# IMAF, Inc. Chicago Arnis Fest



## Brian Johns (Sep 19, 2003)

Folks,

The Annual IMAF, Inc. ArnisFest will be taking place in Ken Smith's fabulous training facility in Orland Park, IL. Should be a great camp !! Below are the details as taken from the IMAF, Inc. website.


CONTACT
Camp Director: Master Ken Smith
Email: Arnis4@aol.com
Islanders karate.
10714 West 163rd
Orland Park, IL 60462
Ph: 708-460-7360

COST
10% discount for Early Bird registration (before October 10th, 2003)
10% discount for all IMAF members
If you cannot attend the whole camp, IMAF does offer individual session training.
Session Cost 10% Discount 20% Discount
1 $ 60 $54 $48
2 $120 $108 $96
3 $180 $162 $144
4 $220 $198 $176
5 $260 $234 $208
6 $300 $270 $240
7 $340 $306 $272
8 or Full $360 $324 $288

Make check payable to:
IMAF, INC
10714 West 163rd
Orland Park, IL 60462

TRAINING LOCATION
Camp will be held at Islander's Karate newly- constructed facility located in Orland Park, IL. Address info. Will be sent upon confirmation.

ACCOMODATION
Georgio's Comfort Inn
8800 West 159th Street
Orland Park, IL
(708) 403-1101
Super 8 Hotel
9485 W 191 St
Mokene, IL
(708) 479-7808
Special Arnis rates available. You must identify yourself with Modern Arnis to receive this special rate.

TRANSPORTATION
All transportation will be provided for those flying in/out of O'hara International Airport and Chicago Midway Airport. Please send your schedule to Master Ken Smith.

INSTRUCTORS
Camp instructors are some of the top instructors in the Official IMAF, Inc.. To lead the Modern Arnis Teaching and Tradition, Grandmaster Presas hand picked (before he passed away) Successor/Chairman of the Board of the IMAF, Inc., Dr. Randi Schea, and the IMAF Steering Committee,(Masters of Tapi Tapi). They will take you through an informational, educational, and physical training camp. Also assisted by many of the top Black Belts from around the country, you will experience Modern Arnis the Filipino Martial Arts in a fun and stimulating training environment.

PREVIOUS EXPERIENCE
The Official IMAF, Inc. welcomes martial artists of all styles & skill levels, as well as students with no experience. Modern Arnis stands alone as a complete fighting system, yet its techniques enhance the effectiveness of any art.

EXERCISE PROMPT
According to the Arnis Fest post, by what date must registration be made to get the Early Bird discount? Rely only on the Arnis Fest post for this.

EXCERPTED DATA

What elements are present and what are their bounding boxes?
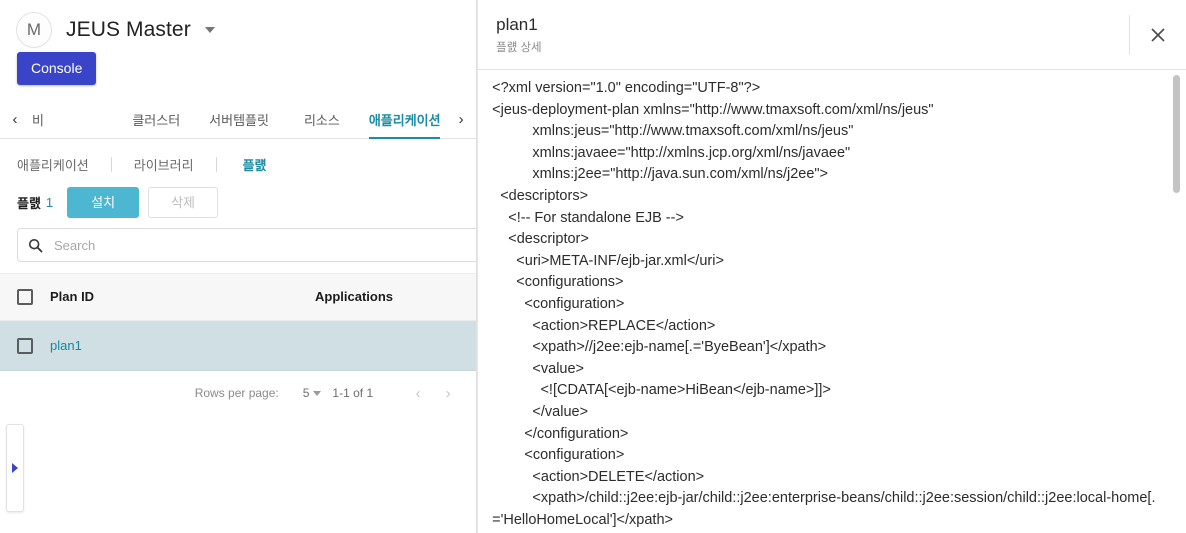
rows-per-page-chevron-down-icon[interactable] (313, 390, 322, 396)
app-root: M JEUS Master Console ‹ 비 클러스터 서버템플릿 리소스… (0, 0, 1186, 533)
main-tab-list: 비 클러스터 서버템플릿 리소스 애플리케이션 (30, 101, 446, 139)
detail-scroll-track[interactable] (1173, 70, 1183, 533)
rows-per-page-value[interactable]: 5 (303, 386, 310, 400)
pagination-next-icon[interactable]: › (433, 385, 463, 402)
subtab-plan[interactable]: 플럜 (243, 155, 267, 174)
column-header-plan-id-label: Plan ID (50, 289, 95, 304)
detail-panel-subtitle: 플럜 상세 (496, 41, 542, 54)
page-title: JEUS Master (66, 18, 191, 41)
tab-application[interactable]: 애플리케이션 (363, 101, 446, 139)
sub-tabs: 애플리케이션 라이브러리 플럜 (0, 139, 476, 177)
rows-per-page-label: Rows per page: (194, 386, 279, 400)
chevron-down-icon[interactable] (204, 27, 215, 33)
row-select-cell (0, 337, 50, 354)
left-panel: M JEUS Master Console ‹ 비 클러스터 서버템플릿 리소스… (0, 0, 478, 533)
plan-count-value: 1 (45, 195, 54, 210)
subtab-divider (110, 156, 112, 172)
column-header-applications-label: Applications (315, 289, 394, 304)
table-header-row: Plan ID Applications (0, 274, 477, 321)
tab-server-template[interactable]: 서버템플릿 (198, 101, 281, 138)
detail-panel: plan1 플럜 상세 <?xml version="1.0" encoding… (477, 0, 1186, 533)
pagination-range: 1-1 of 1 (332, 386, 374, 400)
plan-count-label: 플럜 (17, 196, 41, 211)
table-row[interactable]: plan1 (0, 321, 477, 371)
detail-panel-header: plan1 플럜 상세 (478, 0, 1186, 70)
pagination: Rows per page: 5 1-1 of 1 ‹ › (0, 371, 476, 415)
detail-panel-body: <?xml version="1.0" encoding="UTF-8"?> <… (478, 70, 1186, 533)
detail-panel-title: plan1 (496, 15, 538, 35)
avatar: M (16, 12, 52, 48)
plans-table: Plan ID Applications plan1 (0, 273, 477, 371)
triangle-right-icon (12, 463, 18, 473)
detail-scrollbar-thumb[interactable] (1173, 75, 1180, 193)
pagination-prev-icon[interactable]: ‹ (403, 385, 433, 402)
subtab-divider (215, 156, 217, 172)
console-button-wrap: Console (0, 46, 476, 85)
detail-panel-titles: plan1 플럜 상세 (496, 14, 1129, 54)
install-button[interactable]: 설치 (67, 187, 140, 218)
page-header: M JEUS Master (0, 0, 476, 48)
search-row (0, 219, 477, 262)
tabs-next-arrow-icon[interactable]: › (446, 101, 476, 138)
tab-resource[interactable]: 리소스 (280, 101, 363, 138)
subtab-application[interactable]: 애플리케이션 (17, 155, 89, 174)
delete-button[interactable]: 삭제 (148, 187, 218, 218)
column-header-plan-id: Plan ID (50, 288, 315, 306)
search-input[interactable] (52, 236, 477, 254)
search-icon (28, 238, 43, 253)
row-checkbox[interactable] (17, 337, 33, 354)
column-header-applications: Applications (315, 288, 476, 306)
plan-xml-content: <?xml version="1.0" encoding="UTF-8"?> <… (492, 80, 1156, 528)
console-button[interactable]: Console (17, 52, 97, 85)
drawer-expand-handle[interactable] (6, 424, 24, 512)
search-box[interactable] (17, 228, 477, 262)
tab-cluster[interactable]: 클러스터 (115, 101, 198, 138)
action-bar: 플럜 1 설치 삭제 (0, 177, 476, 219)
cell-plan-id: plan1 (50, 337, 315, 355)
plan-id-link[interactable]: plan1 (50, 338, 82, 353)
select-all-checkbox[interactable] (17, 289, 33, 305)
subtab-library[interactable]: 라이브러리 (134, 155, 194, 174)
tab-server[interactable]: 비 (30, 101, 115, 138)
close-icon[interactable] (1130, 25, 1186, 45)
tabs-prev-arrow-icon[interactable]: ‹ (0, 101, 30, 138)
main-tabs: ‹ 비 클러스터 서버템플릿 리소스 애플리케이션 › (0, 101, 477, 139)
select-all-cell (0, 289, 50, 305)
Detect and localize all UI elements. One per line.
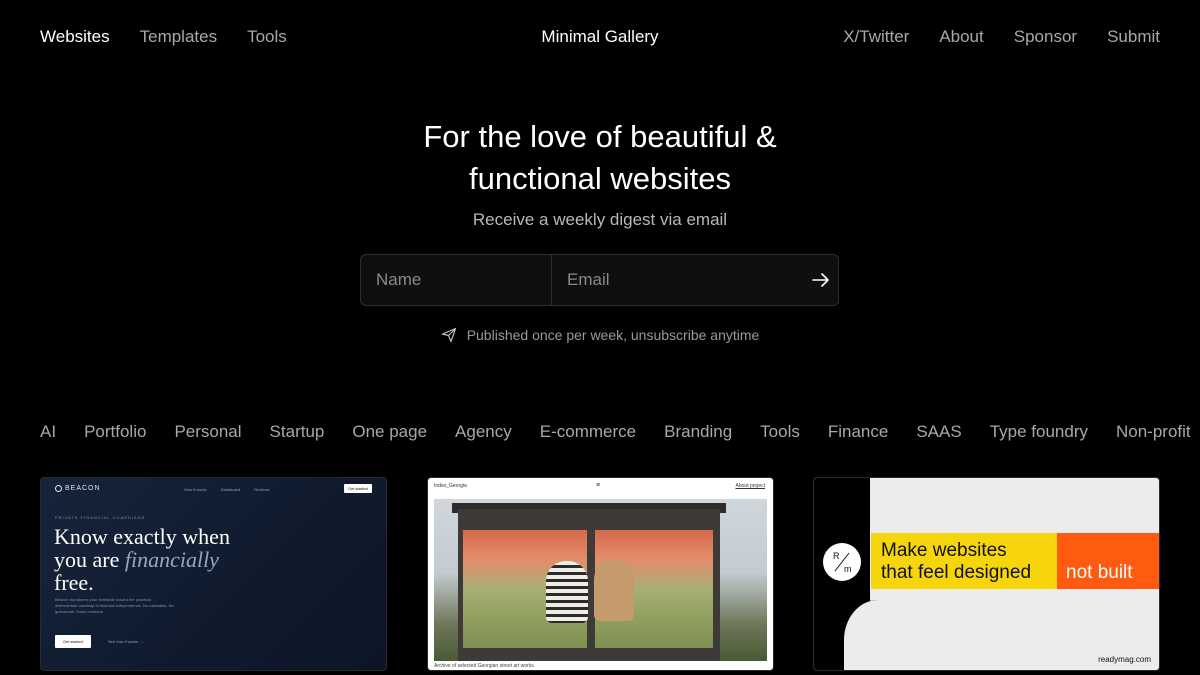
index-caption: Archive of selected Georgian street art … (434, 663, 536, 669)
nav-tools[interactable]: Tools (247, 26, 287, 48)
readymag-yellow-line: that feel designed (881, 562, 1032, 583)
mural-figure (594, 559, 634, 621)
gallery-card-index-georgia[interactable]: Index_Georgia ≡ About project Archive of… (427, 477, 774, 671)
nav-submit[interactable]: Submit (1107, 26, 1160, 48)
gallery-card-readymag[interactable]: R m Make websites that feel designed not… (813, 477, 1160, 671)
svg-text:R: R (833, 551, 840, 561)
subscribe-form (360, 254, 839, 306)
name-input[interactable] (361, 255, 552, 305)
brand-logo[interactable]: Minimal Gallery (541, 27, 658, 46)
hero-title: For the love of beautiful & functional w… (0, 116, 1200, 200)
email-input[interactable] (552, 255, 803, 305)
category-type-foundry[interactable]: Type foundry (990, 421, 1088, 443)
category-non-profit[interactable]: Non-profit (1116, 421, 1191, 443)
nav-sponsor[interactable]: Sponsor (1014, 26, 1077, 48)
readymag-orange-block: not built (1057, 533, 1159, 589)
beacon-link: See how it works → (108, 639, 144, 644)
nav-twitter[interactable]: X/Twitter (843, 26, 909, 48)
readymag-curve-shape (838, 600, 928, 670)
beacon-logo-text: BEACON (65, 485, 101, 492)
gallery-card-beacon[interactable]: BEACON How it works Dashboard Reviews Ge… (40, 477, 387, 671)
arrow-right-icon (811, 273, 829, 287)
category-filter-bar: AI Portfolio Personal Startup One page A… (40, 421, 1200, 443)
beacon-eyebrow: PRIVATE FINANCIAL GUARDIANS (55, 515, 146, 520)
category-agency[interactable]: Agency (455, 421, 512, 443)
beacon-nav-button: Get started (344, 484, 372, 493)
category-one-page[interactable]: One page (352, 421, 427, 443)
readymag-yellow-line: Make websites (881, 540, 1007, 561)
beacon-headline-italic: financially (124, 547, 219, 572)
category-branding[interactable]: Branding (664, 421, 732, 443)
street-art-photo (434, 499, 767, 661)
beacon-headline-line: you are financially (54, 548, 230, 571)
category-ecommerce[interactable]: E-commerce (540, 421, 636, 443)
svg-text:m: m (844, 564, 852, 574)
index-title: Index_Georgia (434, 483, 467, 489)
beacon-nav-item: How it works (184, 487, 207, 492)
beacon-nav-item: Dashboard (220, 487, 241, 492)
beacon-cta: Get started (55, 635, 91, 648)
category-tools[interactable]: Tools (760, 421, 800, 443)
beacon-headline-text: you are (54, 547, 125, 572)
readymag-logo-mark: R m (833, 551, 852, 574)
nav-templates[interactable]: Templates (140, 26, 217, 48)
nav-about[interactable]: About (939, 26, 983, 48)
hamburger-icon: ≡ (596, 482, 601, 489)
nav-right: X/Twitter About Sponsor Submit (843, 26, 1160, 48)
category-ai[interactable]: AI (40, 421, 56, 443)
category-portfolio[interactable]: Portfolio (84, 421, 146, 443)
beacon-headline-line: Know exactly when (54, 524, 230, 549)
beacon-mini-nav: How it works Dashboard Reviews (184, 487, 269, 492)
beacon-headline: Know exactly when you are financially fr… (54, 525, 230, 594)
beacon-headline-line: free. (54, 570, 94, 595)
nav-left: Websites Templates Tools (40, 26, 287, 48)
hero-title-line1: For the love of beautiful & (423, 119, 777, 154)
category-finance[interactable]: Finance (828, 421, 888, 443)
subscribe-submit-button[interactable] (803, 255, 838, 305)
category-startup[interactable]: Startup (270, 421, 325, 443)
nav-websites[interactable]: Websites (40, 26, 110, 48)
readymag-yellow-block: Make websites that feel designed (871, 533, 1057, 589)
readymag-logo-icon: R m (823, 543, 861, 581)
category-saas[interactable]: SAAS (916, 421, 961, 443)
hero-subtitle: Receive a weekly digest via email (472, 210, 728, 229)
beacon-paragraph: Beacon transforms your timetable toward … (55, 597, 174, 614)
beacon-nav-item: Reviews (254, 487, 270, 492)
beacon-logo-icon (55, 485, 62, 492)
subscribe-note-text: Published once per week, unsubscribe any… (466, 327, 760, 343)
paper-plane-icon (441, 327, 456, 343)
mural-figure (546, 561, 588, 623)
beacon-logo: BEACON (55, 485, 101, 492)
category-personal[interactable]: Personal (174, 421, 241, 443)
index-about-link: About project (735, 483, 765, 489)
readymag-domain: readymag.com (1098, 655, 1151, 664)
hero-title-line2: functional websites (469, 161, 731, 196)
subscribe-note: Published once per week, unsubscribe any… (0, 327, 1200, 343)
top-nav: Websites Templates Tools Minimal Gallery… (0, 0, 1200, 74)
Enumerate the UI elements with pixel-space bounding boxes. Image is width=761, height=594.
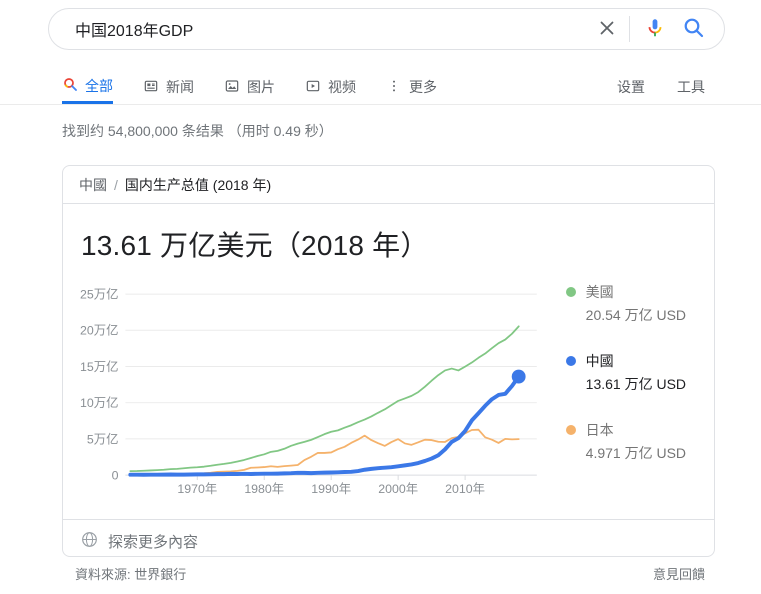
legend-item[interactable]: 美國 20.54 万亿 USD: [566, 282, 714, 325]
breadcrumb-country: 中國: [79, 175, 107, 195]
x-axis-tick-label: 2010年: [445, 482, 485, 496]
explore-more-link[interactable]: 探索更多內容: [63, 519, 714, 562]
legend-country-value: 20.54 万亿 USD: [586, 305, 714, 325]
search-bar: [48, 8, 725, 50]
legend-item[interactable]: 中國 13.61 万亿 USD: [566, 351, 714, 394]
tab-more[interactable]: 更多: [386, 70, 437, 104]
search-input[interactable]: [49, 20, 597, 38]
legend-dot-icon: [566, 287, 576, 297]
x-axis-tick-label: 2000年: [378, 482, 418, 496]
search-bar-divider: [629, 16, 630, 42]
settings-label: 设置: [617, 77, 645, 97]
explore-more-label: 探索更多內容: [108, 531, 198, 552]
more-vertical-icon: [386, 78, 402, 97]
image-icon: [224, 78, 240, 97]
breadcrumb-separator: /: [114, 177, 118, 193]
search-icon: [682, 16, 706, 43]
y-axis-tick-label: 0: [112, 469, 119, 483]
settings-menu[interactable]: 设置: [617, 70, 645, 104]
series-line: [130, 326, 518, 471]
legend-dot-icon: [566, 356, 576, 366]
legend-country-value: 4.971 万亿 USD: [586, 443, 714, 463]
x-axis-tick-label: 1970年: [177, 482, 217, 496]
chart-legend: 美國 20.54 万亿 USD 中國 13.61 万亿 USD 日本 4.971 万亿 U…: [566, 282, 714, 508]
series-end-dot: [512, 370, 526, 384]
tools-menu[interactable]: 工具: [677, 70, 705, 104]
chart-area: 0 5万亿 10万亿 15万亿 20万亿 25万亿 1970年 1980年 1990年 2000年…: [63, 278, 714, 508]
voice-search-button[interactable]: [644, 17, 666, 42]
tab-all-label: 全部: [85, 76, 113, 96]
tools-label: 工具: [677, 77, 705, 97]
tab-news-label: 新闻: [166, 77, 194, 97]
news-icon: [143, 78, 159, 97]
feedback-link[interactable]: 意見回饋: [653, 564, 705, 583]
breadcrumb: 中國 / 国内生产总值 (2018 年): [63, 166, 714, 204]
video-icon: [305, 78, 321, 97]
tab-videos[interactable]: 视频: [305, 70, 356, 104]
y-axis-tick-label: 25万亿: [80, 287, 118, 302]
tab-images-label: 图片: [247, 77, 275, 97]
y-axis-tick-label: 20万亿: [80, 323, 118, 338]
legend-country-name: 美國: [586, 282, 614, 302]
tab-images[interactable]: 图片: [224, 70, 275, 104]
legend-country-name: 中國: [586, 351, 614, 371]
tab-all[interactable]: 全部: [62, 70, 113, 104]
x-axis-tick-label: 1980年: [244, 482, 284, 496]
legend-item[interactable]: 日本 4.971 万亿 USD: [566, 420, 714, 463]
globe-icon: [80, 530, 99, 553]
close-icon: [597, 18, 617, 41]
data-source-label: 資料來源: 世界銀行: [75, 564, 186, 583]
tab-more-label: 更多: [409, 77, 437, 97]
result-stats: 找到约 54,800,000 条结果 （用时 0.49 秒）: [62, 121, 333, 141]
result-tabs: 全部 新闻 图片 视频: [0, 70, 761, 105]
x-axis-tick-label: 1990年: [311, 482, 351, 496]
tab-videos-label: 视频: [328, 77, 356, 97]
gdp-headline: 13.61 万亿美元（2018 年）: [81, 224, 714, 264]
y-axis-tick-label: 5万亿: [87, 431, 119, 446]
clear-search-button[interactable]: [597, 18, 617, 41]
legend-country-value: 13.61 万亿 USD: [586, 374, 714, 394]
tabs-right-group: 设置 工具: [617, 70, 761, 104]
knowledge-panel: 中國 / 国内生产总值 (2018 年) 13.61 万亿美元（2018 年） …: [62, 165, 715, 557]
search-bar-icons: [597, 16, 724, 43]
legend-country-name: 日本: [586, 420, 614, 440]
breadcrumb-metric: 国内生产总值 (2018 年): [125, 175, 271, 195]
y-axis-tick-label: 15万亿: [80, 359, 118, 374]
series-line: [130, 377, 518, 475]
gdp-line-chart[interactable]: 0 5万亿 10万亿 15万亿 20万亿 25万亿 1970年 1980年 1990年 2000年…: [71, 278, 551, 508]
y-axis-tick-label: 10万亿: [80, 395, 118, 410]
microphone-icon: [644, 17, 666, 42]
search-colored-icon: [62, 76, 78, 95]
tab-news[interactable]: 新闻: [143, 70, 194, 104]
source-row: 資料來源: 世界銀行 意見回饋: [62, 564, 715, 583]
search-submit-button[interactable]: [682, 16, 706, 43]
legend-dot-icon: [566, 425, 576, 435]
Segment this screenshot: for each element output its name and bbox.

EXERCISE ANSWER
Before October 10th, 2003.